EXERCISE BRIEF
Write out the whole of the material exactly.

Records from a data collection
▼▼▼

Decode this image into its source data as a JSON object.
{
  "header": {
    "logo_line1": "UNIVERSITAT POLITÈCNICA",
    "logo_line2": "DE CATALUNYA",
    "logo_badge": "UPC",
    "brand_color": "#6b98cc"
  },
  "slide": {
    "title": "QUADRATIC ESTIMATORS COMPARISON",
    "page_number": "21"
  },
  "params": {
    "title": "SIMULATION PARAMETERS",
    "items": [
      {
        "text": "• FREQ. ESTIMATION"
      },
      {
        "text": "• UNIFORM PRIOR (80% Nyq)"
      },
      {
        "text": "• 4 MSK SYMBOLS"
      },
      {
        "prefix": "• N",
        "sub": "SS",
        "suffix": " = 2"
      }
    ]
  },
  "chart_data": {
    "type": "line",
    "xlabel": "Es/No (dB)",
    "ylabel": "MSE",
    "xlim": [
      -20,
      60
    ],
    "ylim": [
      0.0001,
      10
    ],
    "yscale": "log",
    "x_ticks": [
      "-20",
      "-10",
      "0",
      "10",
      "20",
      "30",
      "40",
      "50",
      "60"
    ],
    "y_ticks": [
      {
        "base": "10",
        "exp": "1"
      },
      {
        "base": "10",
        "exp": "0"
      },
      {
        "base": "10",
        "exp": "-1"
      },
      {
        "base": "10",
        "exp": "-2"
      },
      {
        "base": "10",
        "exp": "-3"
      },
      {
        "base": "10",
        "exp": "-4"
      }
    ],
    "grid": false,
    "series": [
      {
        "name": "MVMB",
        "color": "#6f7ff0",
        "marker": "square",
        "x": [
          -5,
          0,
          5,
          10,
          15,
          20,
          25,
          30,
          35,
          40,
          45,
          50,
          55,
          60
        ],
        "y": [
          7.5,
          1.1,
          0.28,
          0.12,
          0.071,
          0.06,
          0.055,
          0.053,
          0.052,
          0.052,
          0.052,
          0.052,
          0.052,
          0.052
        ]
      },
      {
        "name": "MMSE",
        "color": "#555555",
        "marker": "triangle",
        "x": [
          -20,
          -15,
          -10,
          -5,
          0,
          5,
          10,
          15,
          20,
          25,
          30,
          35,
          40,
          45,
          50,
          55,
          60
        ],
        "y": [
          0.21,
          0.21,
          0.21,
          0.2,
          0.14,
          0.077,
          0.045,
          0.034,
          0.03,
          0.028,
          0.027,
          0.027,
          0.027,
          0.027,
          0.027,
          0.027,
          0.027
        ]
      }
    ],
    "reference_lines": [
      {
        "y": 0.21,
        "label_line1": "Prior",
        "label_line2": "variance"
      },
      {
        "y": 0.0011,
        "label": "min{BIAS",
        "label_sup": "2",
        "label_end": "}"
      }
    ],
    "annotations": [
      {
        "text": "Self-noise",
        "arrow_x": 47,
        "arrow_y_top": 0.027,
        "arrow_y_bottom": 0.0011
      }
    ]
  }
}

▲▲▲

ANSWER TO THIS TASK
Decode this image into its source data as a JSON object.
{
  "header": {
    "logo_line1": "UNIVERSITAT POLITÈCNICA",
    "logo_line2": "DE CATALUNYA",
    "logo_badge": "UPC",
    "brand_color": "#6b98cc"
  },
  "slide": {
    "title": "QUADRATIC ESTIMATORS COMPARISON",
    "page_number": "21"
  },
  "params": {
    "title": "SIMULATION PARAMETERS",
    "items": [
      {
        "text": "• FREQ. ESTIMATION"
      },
      {
        "text": "• UNIFORM PRIOR (80% Nyq)"
      },
      {
        "text": "• 4 MSK SYMBOLS"
      },
      {
        "prefix": "• N",
        "sub": "SS",
        "suffix": " = 2"
      }
    ]
  },
  "chart_data": {
    "type": "line",
    "xlabel": "Es/No (dB)",
    "ylabel": "MSE",
    "xlim": [
      -20,
      60
    ],
    "ylim": [
      0.0001,
      10
    ],
    "yscale": "log",
    "x_ticks": [
      "-20",
      "-10",
      "0",
      "10",
      "20",
      "30",
      "40",
      "50",
      "60"
    ],
    "y_ticks": [
      {
        "base": "10",
        "exp": "1"
      },
      {
        "base": "10",
        "exp": "0"
      },
      {
        "base": "10",
        "exp": "-1"
      },
      {
        "base": "10",
        "exp": "-2"
      },
      {
        "base": "10",
        "exp": "-3"
      },
      {
        "base": "10",
        "exp": "-4"
      }
    ],
    "grid": false,
    "series": [
      {
        "name": "MVMB",
        "color": "#6f7ff0",
        "marker": "square",
        "x": [
          -5,
          0,
          5,
          10,
          15,
          20,
          25,
          30,
          35,
          40,
          45,
          50,
          55,
          60
        ],
        "y": [
          7.5,
          1.1,
          0.28,
          0.12,
          0.071,
          0.06,
          0.055,
          0.053,
          0.052,
          0.052,
          0.052,
          0.052,
          0.052,
          0.052
        ]
      },
      {
        "name": "MMSE",
        "color": "#555555",
        "marker": "triangle",
        "x": [
          -20,
          -15,
          -10,
          -5,
          0,
          5,
          10,
          15,
          20,
          25,
          30,
          35,
          40,
          45,
          50,
          55,
          60
        ],
        "y": [
          0.21,
          0.21,
          0.21,
          0.2,
          0.14,
          0.077,
          0.045,
          0.034,
          0.03,
          0.028,
          0.027,
          0.027,
          0.027,
          0.027,
          0.027,
          0.027,
          0.027
        ]
      }
    ],
    "reference_lines": [
      {
        "y": 0.21,
        "label_line1": "Prior",
        "label_line2": "variance"
      },
      {
        "y": 0.0011,
        "label": "min{BIAS",
        "label_sup": "2",
        "label_end": "}"
      }
    ],
    "annotations": [
      {
        "text": "Self-noise",
        "arrow_x": 47,
        "arrow_y_top": 0.027,
        "arrow_y_bottom": 0.0011
      }
    ]
  }
}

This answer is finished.